■ **AVAILABLE DATA**:
-- Start --

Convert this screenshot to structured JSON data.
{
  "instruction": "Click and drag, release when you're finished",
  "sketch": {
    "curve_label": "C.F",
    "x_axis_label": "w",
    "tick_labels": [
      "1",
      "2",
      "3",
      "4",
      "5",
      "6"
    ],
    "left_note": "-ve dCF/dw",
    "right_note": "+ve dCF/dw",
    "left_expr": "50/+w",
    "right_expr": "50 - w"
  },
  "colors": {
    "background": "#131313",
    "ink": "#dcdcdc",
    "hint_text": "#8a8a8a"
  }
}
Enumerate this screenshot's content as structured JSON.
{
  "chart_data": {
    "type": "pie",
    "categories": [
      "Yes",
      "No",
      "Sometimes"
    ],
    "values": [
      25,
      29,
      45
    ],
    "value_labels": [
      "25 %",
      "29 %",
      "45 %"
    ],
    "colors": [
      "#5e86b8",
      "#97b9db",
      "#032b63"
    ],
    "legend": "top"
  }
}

-- End --

Extract all of the data above without altering anything.

■ **TASK RESPONSE**:
Convert this screenshot to structured JSON data.
{
  "instruction": "Click and drag, release when you're finished",
  "sketch": {
    "curve_label": "C.F",
    "x_axis_label": "w",
    "tick_labels": [
      "1",
      "2",
      "3",
      "4",
      "5",
      "6"
    ],
    "left_note": "-ve dCF/dw",
    "right_note": "+ve dCF/dw",
    "left_expr": "50/+w",
    "right_expr": "50 - w"
  },
  "colors": {
    "background": "#131313",
    "ink": "#dcdcdc",
    "hint_text": "#8a8a8a"
  }
}
Enumerate this screenshot's content as structured JSON.
{
  "chart_data": {
    "type": "pie",
    "categories": [
      "Yes",
      "No",
      "Sometimes"
    ],
    "values": [
      25,
      29,
      45
    ],
    "value_labels": [
      "25 %",
      "29 %",
      "45 %"
    ],
    "colors": [
      "#5e86b8",
      "#97b9db",
      "#032b63"
    ],
    "legend": "top"
  }
}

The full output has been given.